Figure record listings:
━━━━
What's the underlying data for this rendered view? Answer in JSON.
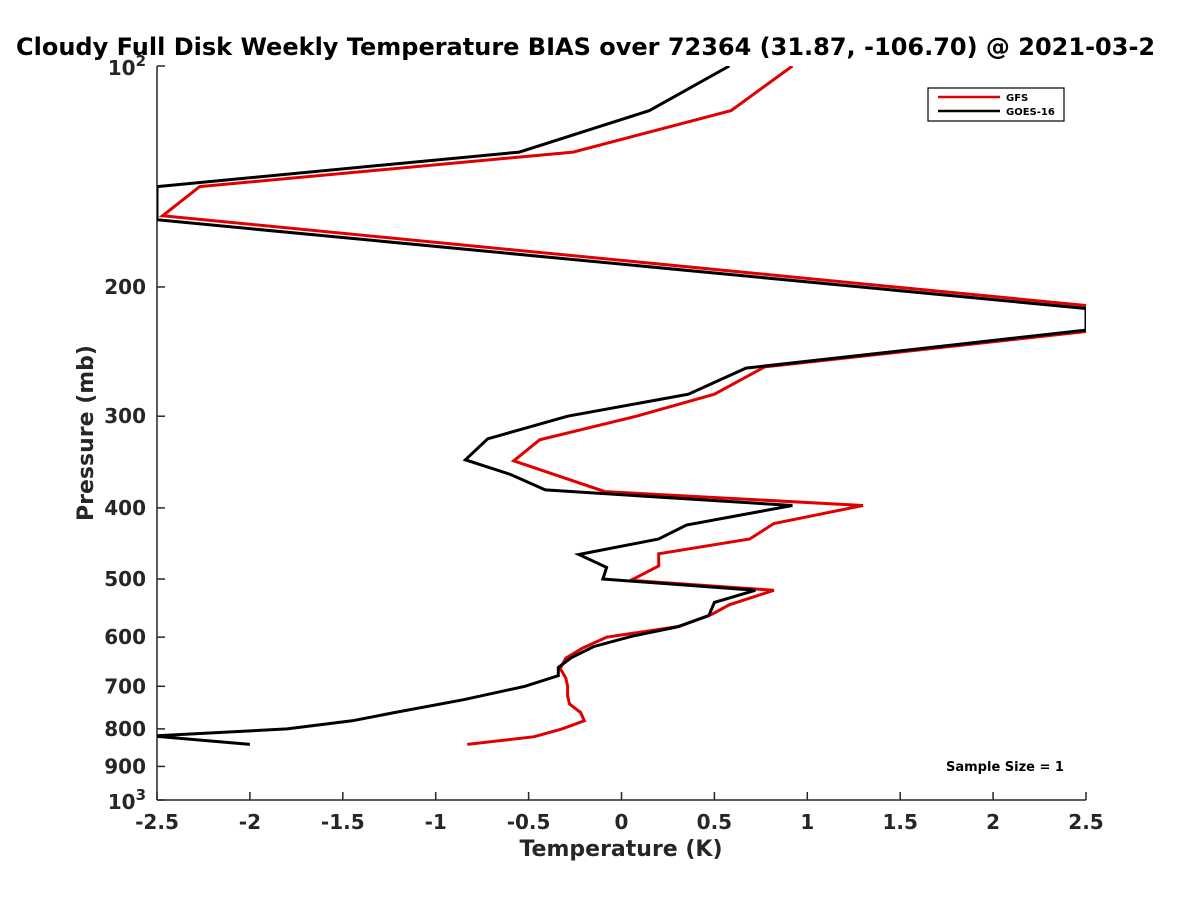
{
  "chart_data": {
    "type": "line",
    "title": "Cloudy Full Disk Weekly Temperature BIAS over 72364 (31.87, -106.70) @ 2021-03-2",
    "xlabel": "Temperature (K)",
    "ylabel": "Pressure (mb)",
    "xlim": [
      -2.5,
      2.5
    ],
    "ylim": [
      100,
      1000
    ],
    "y_scale": "log",
    "y_reversed": true,
    "x_ticks": [
      -2.5,
      -2,
      -1.5,
      -1,
      -0.5,
      0,
      0.5,
      1,
      1.5,
      2,
      2.5
    ],
    "x_tick_labels": [
      "-2.5",
      "-2",
      "-1.5",
      "-1",
      "-0.5",
      "0",
      "0.5",
      "1",
      "1.5",
      "2",
      "2.5"
    ],
    "y_ticks": [
      200,
      300,
      400,
      500,
      600,
      700,
      800,
      900
    ],
    "y_tick_labels": [
      "200",
      "300",
      "400",
      "500",
      "600",
      "700",
      "800",
      "900"
    ],
    "y_decade_ticks": [
      {
        "value": 100,
        "base": "10",
        "exp": "2"
      },
      {
        "value": 1000,
        "base": "10",
        "exp": "3"
      }
    ],
    "legend_placement": "top-right",
    "annotation": "Sample Size = 1",
    "series": [
      {
        "name": "GFS",
        "color": "#e00000",
        "points": [
          [
            0.92,
            100
          ],
          [
            0.59,
            115
          ],
          [
            -0.26,
            131
          ],
          [
            -2.27,
            146
          ],
          [
            -2.47,
            160
          ],
          [
            2.5,
            212
          ],
          [
            2.5,
            230
          ],
          [
            0.77,
            257
          ],
          [
            0.5,
            280
          ],
          [
            0.08,
            300
          ],
          [
            -0.44,
            323
          ],
          [
            -0.58,
            345
          ],
          [
            -0.09,
            380
          ],
          [
            1.3,
            397
          ],
          [
            0.82,
            420
          ],
          [
            0.69,
            441
          ],
          [
            0.2,
            462
          ],
          [
            0.2,
            480
          ],
          [
            0.05,
            502
          ],
          [
            0.82,
            518
          ],
          [
            0.58,
            542
          ],
          [
            0.49,
            558
          ],
          [
            0.31,
            580
          ],
          [
            -0.08,
            600
          ],
          [
            -0.21,
            621
          ],
          [
            -0.3,
            641
          ],
          [
            -0.33,
            662
          ],
          [
            -0.3,
            682
          ],
          [
            -0.29,
            700
          ],
          [
            -0.29,
            721
          ],
          [
            -0.28,
            740
          ],
          [
            -0.22,
            760
          ],
          [
            -0.2,
            780
          ],
          [
            -0.32,
            800
          ],
          [
            -0.47,
            820
          ],
          [
            -0.83,
            840
          ]
        ]
      },
      {
        "name": "GOES-16",
        "color": "#000000",
        "points": [
          [
            0.58,
            100
          ],
          [
            0.15,
            115
          ],
          [
            -0.55,
            131
          ],
          [
            -2.5,
            146
          ],
          [
            -2.5,
            162
          ],
          [
            2.5,
            214
          ],
          [
            2.5,
            229
          ],
          [
            0.67,
            258
          ],
          [
            0.36,
            280
          ],
          [
            -0.29,
            300
          ],
          [
            -0.72,
            322
          ],
          [
            -0.84,
            344
          ],
          [
            -0.6,
            360
          ],
          [
            -0.41,
            378
          ],
          [
            0.92,
            397
          ],
          [
            0.35,
            422
          ],
          [
            0.2,
            441
          ],
          [
            -0.23,
            463
          ],
          [
            -0.08,
            482
          ],
          [
            -0.1,
            500
          ],
          [
            0.72,
            518
          ],
          [
            0.5,
            538
          ],
          [
            0.47,
            561
          ],
          [
            0.3,
            581
          ],
          [
            0.06,
            598
          ],
          [
            -0.15,
            618
          ],
          [
            -0.27,
            640
          ],
          [
            -0.34,
            660
          ],
          [
            -0.34,
            677
          ],
          [
            -0.52,
            700
          ],
          [
            -0.85,
            730
          ],
          [
            -1.22,
            760
          ],
          [
            -1.45,
            780
          ],
          [
            -1.8,
            800
          ],
          [
            -2.52,
            818
          ],
          [
            -2.0,
            840
          ]
        ]
      }
    ]
  }
}
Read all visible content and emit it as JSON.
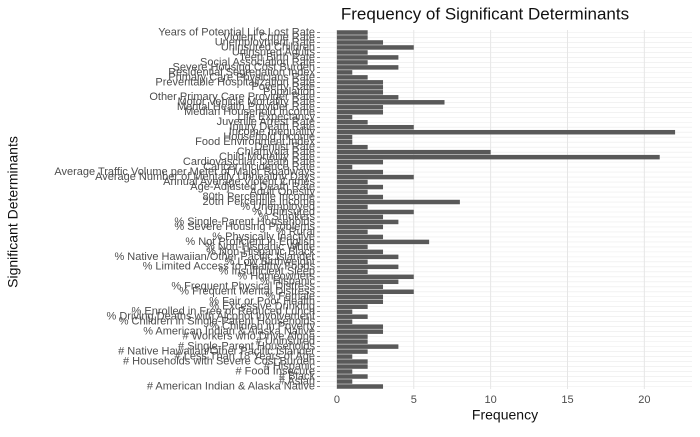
{
  "chart_data": {
    "type": "bar",
    "orientation": "horizontal",
    "title": "Frequency of Significant Determinants",
    "x_label": "Frequency",
    "y_label": "Significant Determinants",
    "categories": [
      "# American Indian & Alaska Native",
      "# Asian",
      "# Black",
      "# Food Insecure",
      "# Hispanic",
      "# Households with Severe Cost Burden",
      "# Less Than 18 Years of Age",
      "# Native Hawaiian/Other Pacific Islander",
      "# Single-Parent Households",
      "# Uninsured",
      "# Workers who Drive Alone",
      "% American Indian & Alaska Native",
      "% Children in Poverty",
      "% Children in Single-Parent Households",
      "% Driving Deaths with Alcohol Involvement",
      "% Enrolled in Free or Reduced Lunch",
      "% Excessive Drinking",
      "% Fair or Poor Health",
      "% Female",
      "% Frequent Mental Distress",
      "% Frequent Physical Distress",
      "% Hispanic",
      "% Homeowners",
      "% Insufficient Sleep",
      "% Limited Access to Healthy Foods",
      "% Low Birthweight",
      "% Native Hawaiian/Other Pacific Islander",
      "% Non-Hispanic Black",
      "% Non-Hispanic White",
      "% Not Proficient in English",
      "% Physically Inactive",
      "% Rural",
      "% Severe Housing Problems",
      "% Single-Parent Households",
      "% Smokers",
      "% Uninsured",
      "% Unemployed",
      "20th Percentile Income",
      "80th Percentile Income",
      "Adult Obesity",
      "Age-Adjusted Death Rate",
      "Annual Average Violent Crimes",
      "Average Number of Mentally Unhealthy Days",
      "Average Traffic Volume per Meter of Major Roadways",
      "Cancer Incidence Rate",
      "Cardiovascular Death Rate",
      "Child Mortality Rate",
      "Chlamydia Rate",
      "Dentist Rate",
      "Food Environment Index",
      "Household Income",
      "Income Inequality",
      "Injury Death Rate",
      "Juvenile Arrest Rate",
      "Life Expectancy",
      "Median Household Income",
      "Mental Health Provider Rate",
      "Motor Vehicle Mortality Rate",
      "Other Primary Care Provider Rate",
      "Population",
      "Poverty Rate",
      "Preventable Hospitalization Rate",
      "Primary Care Physicians Rate",
      "Residential Segregation Index",
      "Severe Housing Cost Burden",
      "Social Association Rate",
      "Teen Birth Rate",
      "Uninsured Adults",
      "Uninsured Children",
      "Unemployment Rate",
      "Violent Crime Rate",
      "Years of Potential Life Lost Rate"
    ],
    "values": [
      3,
      1,
      2,
      1,
      2,
      2,
      1,
      2,
      4,
      2,
      2,
      3,
      3,
      1,
      2,
      1,
      2,
      3,
      3,
      5,
      3,
      4,
      5,
      2,
      4,
      2,
      4,
      3,
      2,
      6,
      3,
      2,
      3,
      4,
      3,
      5,
      2,
      8,
      3,
      2,
      3,
      2,
      5,
      3,
      1,
      3,
      21,
      10,
      2,
      1,
      1,
      22,
      5,
      2,
      1,
      3,
      3,
      7,
      4,
      3,
      3,
      3,
      2,
      1,
      4,
      2,
      4,
      2,
      5,
      3,
      2,
      2
    ],
    "color": "#595959",
    "xlim": [
      -1.1,
      23.1
    ],
    "xticks": [
      0,
      5,
      10,
      15,
      20
    ],
    "grid": true
  }
}
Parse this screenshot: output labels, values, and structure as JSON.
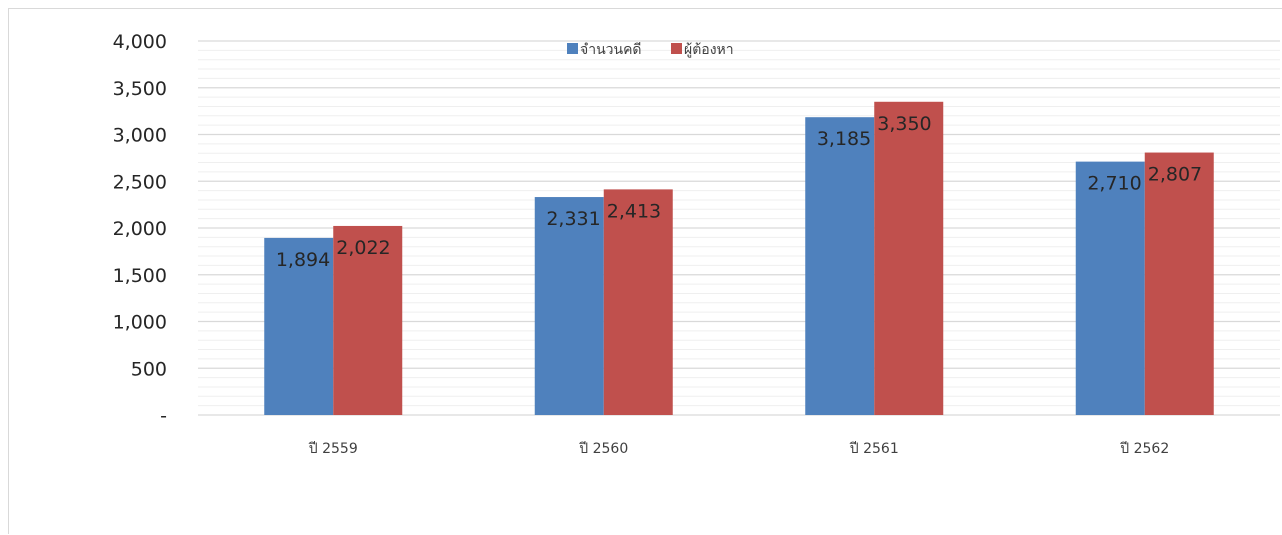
{
  "colors": {
    "series_0": "#4f81bd",
    "series_1": "#c0504d",
    "major_grid": "#d9d9d9",
    "minor_grid": "#efefef",
    "axis": "#d9d9d9"
  },
  "chart_data": {
    "type": "bar",
    "title": "",
    "xlabel": "",
    "ylabel": "",
    "categories": [
      "ปี 2559",
      "ปี 2560",
      "ปี 2561",
      "ปี 2562"
    ],
    "series": [
      {
        "name": "จำนวนคดี",
        "values": [
          1894,
          2331,
          3185,
          2710
        ]
      },
      {
        "name": "ผู้ต้องหา",
        "values": [
          2022,
          2413,
          3350,
          2807
        ]
      }
    ],
    "data_labels": [
      [
        "1,894",
        "2,331",
        "3,185",
        "2,710"
      ],
      [
        "2,022",
        "2,413",
        "3,350",
        "2,807"
      ]
    ],
    "ylim": [
      0,
      4000
    ],
    "y_ticks": [
      0,
      500,
      1000,
      1500,
      2000,
      2500,
      3000,
      3500,
      4000
    ],
    "y_tick_labels": [
      "-",
      "500",
      "1,000",
      "1,500",
      "2,000",
      "2,500",
      "3,000",
      "3,500",
      "4,000"
    ],
    "minor_grid": true,
    "legend_position": "top-center"
  }
}
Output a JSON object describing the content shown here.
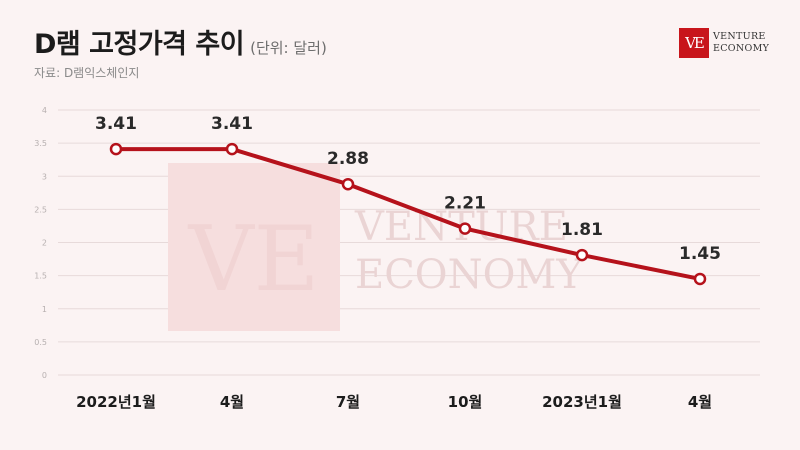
{
  "header": {
    "title": "D램 고정가격 추이",
    "unit": "(단위: 달러)",
    "source": "자료: D램익스체인지"
  },
  "logo": {
    "monogram": "VE",
    "line1": "VENTURE",
    "line2": "ECONOMY"
  },
  "watermark": {
    "monogram": "VE",
    "line1": "VENTURE",
    "line2": "ECONOMY"
  },
  "colors": {
    "line": "#b5121b",
    "marker_fill": "#ffffff",
    "grid": "#e7dada",
    "background": "#fbf3f3"
  },
  "chart_data": {
    "type": "line",
    "categories": [
      "2022년1월",
      "4월",
      "7월",
      "10월",
      "2023년1월",
      "4월"
    ],
    "values": [
      3.41,
      3.41,
      2.88,
      2.21,
      1.81,
      1.45
    ],
    "data_labels": [
      "3.41",
      "3.41",
      "2.88",
      "2.21",
      "1.81",
      "1.45"
    ],
    "y_ticks": [
      "0",
      "0.5",
      "1",
      "1.5",
      "2",
      "2.5",
      "3",
      "3.5",
      "4"
    ],
    "ylim": [
      0,
      4
    ],
    "grid": true,
    "legend": "none",
    "title": "D램 고정가격 추이",
    "xlabel": "",
    "ylabel": ""
  }
}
━━━━
■ Do this ■
Tally the lines of the listing in which the word "title" occurs, and state the total alone.

■ Full answer ■
5